Aim: Rewrite every line of the listing below as a numbered list, skipping any blank lines. Leave the pictures out of your answer.

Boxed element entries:
------------------------------------------------

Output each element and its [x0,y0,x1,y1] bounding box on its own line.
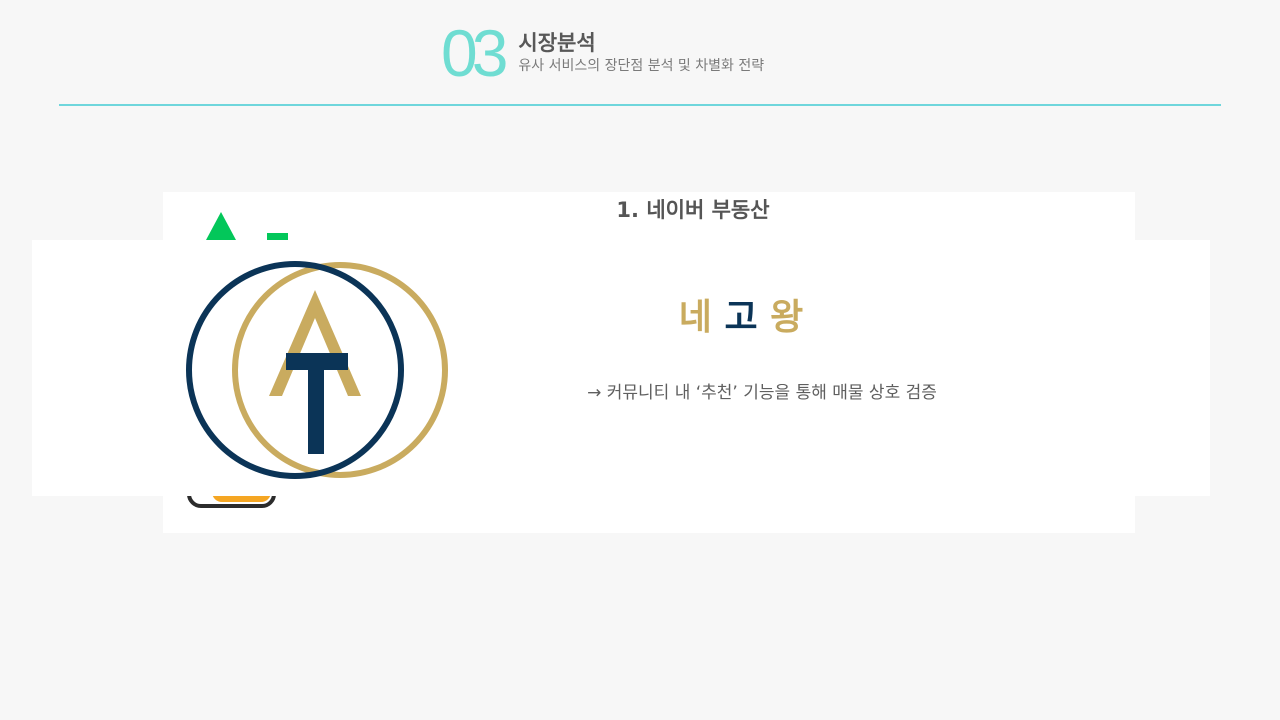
brand-name-part-1: 네 [678,297,712,338]
slide: 03 시장분석 유사 서비스의 장단점 분석 및 차별화 전략 1. 네이버 부… [0,0,1280,720]
section-header: 03 시장분석 유사 서비스의 장단점 분석 및 차별화 전략 [441,16,764,90]
section-heading: 시장분석 유사 서비스의 장단점 분석 및 차별화 전략 [518,30,764,75]
section-number: 03 [441,16,508,90]
at-monogram-logo-icon [186,261,448,479]
brand-name: 네 고 왕 [560,294,922,342]
section-title: 시장분석 [518,31,596,55]
brand-description: → 커뮤니티 내 ‘추천’ 기능을 통해 매물 상호 검증 [587,383,937,403]
brand-name-part-2: 고 [724,297,758,338]
naver-card-title: 1. 네이버 부동산 [616,198,770,222]
section-subtitle: 유사 서비스의 장단점 분석 및 차별화 전략 [518,58,765,74]
naver-real-estate-logo-icon [206,212,288,240]
header-divider [59,104,1221,106]
brand-name-part-3: 왕 [770,297,804,338]
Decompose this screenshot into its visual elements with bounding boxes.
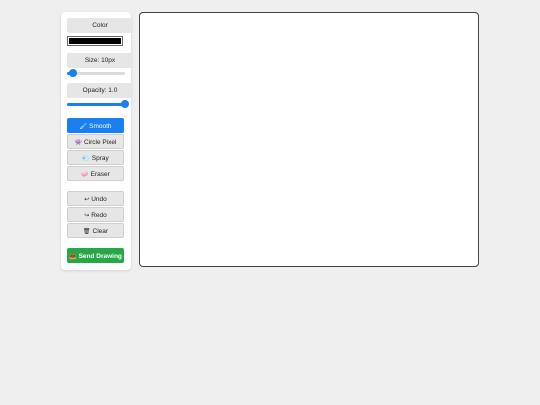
drawing-canvas[interactable] [139, 12, 479, 267]
trash-icon: 🗑 [82, 229, 91, 235]
clear-button[interactable]: 🗑 Clear [67, 223, 124, 238]
size-slider[interactable] [67, 69, 125, 77]
send-drawing-label: Send Drawing [78, 253, 122, 260]
brush-icon: 🖌 [79, 124, 88, 130]
clear-label: Clear [92, 228, 109, 235]
spray-icon: 💨 [82, 156, 90, 162]
color-label: Color [67, 18, 133, 33]
eraser-icon: 🧼 [81, 172, 89, 178]
color-swatch [69, 38, 121, 44]
opacity-label: Opacity: 1.0 [67, 83, 133, 98]
brush-smooth-button[interactable]: 🖌 Smooth [67, 118, 124, 133]
alien-icon: 👾 [74, 140, 82, 146]
undo-icon: ↩ [84, 197, 90, 203]
redo-button[interactable]: ↪ Redo [67, 207, 124, 222]
undo-label: Undo [91, 196, 107, 203]
brush-smooth-label: Smooth [89, 123, 112, 130]
brush-spray-label: Spray [91, 155, 109, 162]
brush-circle-pixel-button[interactable]: 👾 Circle Pixel [67, 134, 124, 149]
brush-eraser-button[interactable]: 🧼 Eraser [67, 166, 124, 181]
undo-button[interactable]: ↩ Undo [67, 191, 124, 206]
redo-icon: ↪ [84, 213, 90, 219]
size-label: Size: 10px [67, 53, 133, 68]
opacity-slider-thumb[interactable] [121, 100, 129, 108]
send-icon: 📤 [69, 254, 77, 260]
opacity-slider-fill [67, 103, 125, 106]
brush-eraser-label: Eraser [90, 171, 110, 178]
brush-spray-button[interactable]: 💨 Spray [67, 150, 124, 165]
send-drawing-button[interactable]: 📤 Send Drawing [67, 248, 124, 263]
toolbar-panel: Color Size: 10px Opacity: 1.0 🖌 Smooth 👾 C… [61, 12, 133, 270]
color-picker[interactable] [67, 36, 123, 46]
opacity-slider[interactable] [67, 100, 129, 108]
redo-label: Redo [91, 212, 107, 219]
brush-circle-pixel-label: Circle Pixel [83, 139, 117, 146]
size-slider-thumb[interactable] [68, 69, 77, 77]
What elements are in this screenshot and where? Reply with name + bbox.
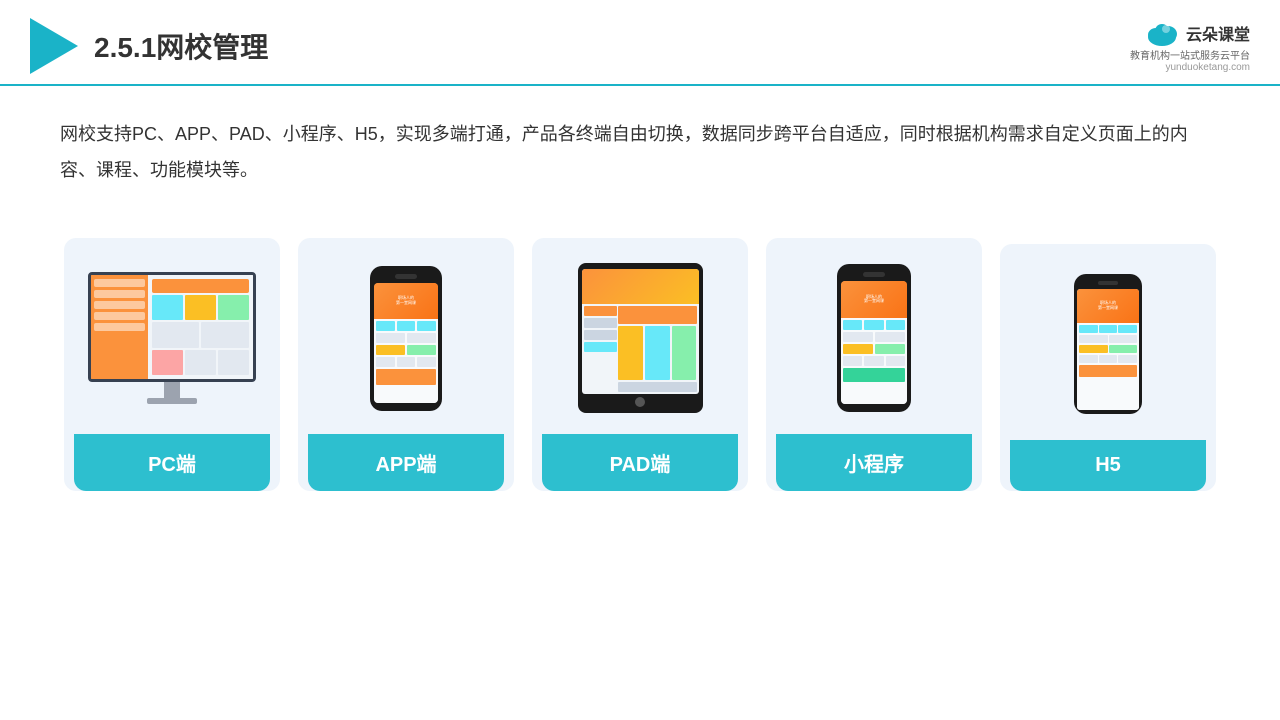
header: 2.5.1网校管理 云朵课堂 教育机构一站式服务云平台 yunduoketang… [0,0,1280,86]
card-miniprogram-label: 小程序 [776,434,972,491]
card-pc-image [77,258,267,418]
phone-notch [395,274,417,279]
logo-triangle-icon [30,18,78,74]
header-left: 2.5.1网校管理 [30,18,268,74]
page-title: 2.5.1网校管理 [94,26,268,66]
description-text: 网校支持PC、APP、PAD、小程序、H5，实现多端打通，产品各终端自由切换，数… [0,86,1280,198]
h5-phone-icon: 职场人的第一堂网课 [1074,274,1142,414]
card-app-image: 职场人的第一堂网课 [311,258,501,418]
miniprogram-phone-notch [863,272,885,277]
app-phone-icon: 职场人的第一堂网课 [370,266,442,411]
card-app-label: APP端 [308,434,504,491]
card-pad-label: PAD端 [542,434,738,491]
cloud-icon [1144,19,1180,47]
h5-phone-screen: 职场人的第一堂网课 [1077,289,1139,410]
card-h5: 职场人的第一堂网课 [1000,244,1216,491]
cards-section: PC端 职场人的第一堂网课 [0,208,1280,531]
card-pc-label: PC端 [74,434,270,491]
card-miniprogram: 职场人的第一堂网课 [766,238,982,491]
card-h5-image: 职场人的第一堂网课 [1013,264,1203,424]
card-pad: PAD端 [532,238,748,491]
brand-logo: 云朵课堂 教育机构一站式服务云平台 yunduoketang.com [1130,19,1250,73]
brand-tagline: 教育机构一站式服务云平台 [1130,47,1250,62]
brand-name: 云朵课堂 [1186,21,1250,45]
pad-tablet-icon [578,263,703,413]
header-right: 云朵课堂 教育机构一站式服务云平台 yunduoketang.com [1130,19,1250,73]
card-miniprogram-image: 职场人的第一堂网课 [779,258,969,418]
tablet-screen [582,269,699,394]
miniprogram-phone-icon: 职场人的第一堂网课 [837,264,911,412]
card-app: 职场人的第一堂网课 [298,238,514,491]
h5-phone-notch [1098,281,1118,285]
phone-screen: 职场人的第一堂网课 [374,283,438,403]
card-h5-label: H5 [1010,440,1206,491]
card-pad-image [545,258,735,418]
brand-logo-top: 云朵课堂 [1144,19,1250,47]
monitor-screen [88,272,256,382]
tablet-home-button [635,397,645,407]
brand-url: yunduoketang.com [1165,62,1250,73]
card-pc: PC端 [64,238,280,491]
pc-monitor-icon [88,272,256,404]
miniprogram-phone-screen: 职场人的第一堂网课 [841,281,907,404]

------------------------------------------------

The solution:
1. Output each element and its [x0,y0,x1,y1] bounding box on its own line.
2. brand-name-part-1: 네 [678,297,712,338]
3. slide: 03 시장분석 유사 서비스의 장단점 분석 및 차별화 전략 1. 네이버 부… [0,0,1280,720]
4. section-header: 03 시장분석 유사 서비스의 장단점 분석 및 차별화 전략 [441,16,764,90]
5. section-heading: 시장분석 유사 서비스의 장단점 분석 및 차별화 전략 [518,30,764,75]
6. section-number: 03 [441,16,508,90]
7. at-monogram-logo-icon [186,261,448,479]
8. brand-name: 네 고 왕 [560,294,922,342]
9. section-title: 시장분석 [518,31,596,55]
10. brand-description: → 커뮤니티 내 ‘추천’ 기능을 통해 매물 상호 검증 [587,383,937,403]
11. brand-name-part-2: 고 [724,297,758,338]
12. naver-card-title: 1. 네이버 부동산 [616,198,770,222]
13. section-subtitle: 유사 서비스의 장단점 분석 및 차별화 전략 [518,58,765,74]
14. naver-real-estate-logo-icon [206,212,288,240]
15. header-divider [59,104,1221,106]
16. brand-name-part-3: 왕 [770,297,804,338]
17. Decompose this screenshot into its visual elements with bounding boxes.
18. drawing-canvas[interactable] [139, 12, 479, 267]
19. trash-icon: 🗑 [82, 229, 91, 235]
20. clear-button[interactable]: 🗑 Clear [67, 223, 124, 238]
21. size-slider[interactable] [67, 69, 125, 77]
22. send-drawing-label: Send Drawing [78, 253, 122, 260]
23. brush-icon: 🖌 [79, 124, 88, 130]
24. clear-label: Clear [92, 228, 109, 235]
25. spray-icon: 💨 [82, 156, 90, 162]
26. color-label: Color [67, 18, 133, 33]
27. eraser-icon: 🧼 [81, 172, 89, 178]
28. color-swatch [69, 38, 121, 44]
29. opacity-label: Opacity: 1.0 [67, 83, 133, 98]
30. brush-smooth-button[interactable]: 🖌 Smooth [67, 118, 124, 133]
31. alien-icon: 👾 [74, 140, 82, 146]
32. undo-icon: ↩ [84, 197, 90, 203]
33. redo-button[interactable]: ↪ Redo [67, 207, 124, 222]
34. undo-label: Undo [91, 196, 107, 203]
35. brush-smooth-label: Smooth [89, 123, 112, 130]
36. brush-spray-label: Spray [91, 155, 109, 162]
37. brush-circle-pixel-button[interactable]: 👾 Circle Pixel [67, 134, 124, 149]
38. brush-eraser-button[interactable]: 🧼 Eraser [67, 166, 124, 181]
39. undo-button[interactable]: ↩ Undo [67, 191, 124, 206]
40. redo-icon: ↪ [84, 213, 90, 219]
41. size-label: Size: 10px [67, 53, 133, 68]
42. opacity-slider-thumb[interactable] [121, 100, 129, 108]
43. send-icon: 📤 [69, 254, 77, 260]
44. opacity-slider-fill [67, 103, 125, 106]
45. brush-eraser-label: Eraser [90, 171, 110, 178]
46. brush-spray-button[interactable]: 💨 Spray [67, 150, 124, 165]
47. send-drawing-button[interactable]: 📤 Send Drawing [67, 248, 124, 263]
48. toolbar-panel: Color Size: 10px Opacity: 1.0 🖌 Smooth 👾 C… [61, 12, 133, 270]
49. color-picker[interactable] [67, 36, 123, 46]
50. opacity-slider[interactable] [67, 100, 129, 108]
51. redo-label: Redo [91, 212, 107, 219]
52. brush-circle-pixel-label: Circle Pixel [83, 139, 117, 146]
53. size-slider-thumb[interactable] [68, 69, 77, 77]
54. What elements are in this screenshot and where? Reply with name + bbox.
55. header: 2.5.1网校管理 云朵课堂 教育机构一站式服务云平台 yunduoketang… [0,0,1280,86]
56. card-miniprogram-label: 小程序 [776,434,972,491]
57. card-pc-image [77,258,267,418]
58. phone-notch [395,274,417,279]
59. logo-triangle-icon [30,18,78,74]
60. header-left: 2.5.1网校管理 [30,18,268,74]
61. page-title: 2.5.1网校管理 [94,26,268,66]
62. description-text: 网校支持PC、APP、PAD、小程序、H5，实现多端打通，产品各终端自由切换，数… [0,86,1280,198]
63. h5-phone-icon: 职场人的第一堂网课 [1074,274,1142,414]
64. card-app-image: 职场人的第一堂网课 [311,258,501,418]
65. miniprogram-phone-notch [863,272,885,277]
66. app-phone-icon: 职场人的第一堂网课 [370,266,442,411]
67. card-app-label: APP端 [308,434,504,491]
68. card-pad-label: PAD端 [542,434,738,491]
69. cloud-icon [1144,19,1180,47]
70. h5-phone-screen: 职场人的第一堂网课 [1077,289,1139,410]
71. card-h5: 职场人的第一堂网课 [1000,244,1216,491]
72. cards-section: PC端 职场人的第一堂网课 [0,208,1280,531]
73. card-pc-label: PC端 [74,434,270,491]
74. card-miniprogram: 职场人的第一堂网课 [766,238,982,491]
75. card-h5-image: 职场人的第一堂网课 [1013,264,1203,424]
76. card-pad: PAD端 [532,238,748,491]
77. brand-logo: 云朵课堂 教育机构一站式服务云平台 yunduoketang.com [1130,19,1250,73]
78. brand-tagline: 教育机构一站式服务云平台 [1130,47,1250,62]
79. brand-name: 云朵课堂 [1186,21,1250,45]
80. pad-tablet-icon [578,263,703,413]
81. header-right: 云朵课堂 教育机构一站式服务云平台 yunduoketang.com [1130,19,1250,73]
82. card-miniprogram-image: 职场人的第一堂网课 [779,258,969,418]
83. tablet-screen [582,269,699,394]
84. miniprogram-phone-icon: 职场人的第一堂网课 [837,264,911,412]
85. card-app: 职场人的第一堂网课 [298,238,514,491]
86. h5-phone-notch [1098,281,1118,285]
87. phone-screen: 职场人的第一堂网课 [374,283,438,403]
88. card-h5-label: H5 [1010,440,1206,491]
89. card-pad-image [545,258,735,418]
90. brand-logo-top: 云朵课堂 [1144,19,1250,47]
91. monitor-screen [88,272,256,382]
92. tablet-home-button [635,397,645,407]
93. brand-url: yunduoketang.com [1165,62,1250,73]
94. card-pc: PC端 [64,238,280,491]
95. pc-monitor-icon [88,272,256,404]
96. miniprogram-phone-screen: 职场人的第一堂网课 [841,281,907,404]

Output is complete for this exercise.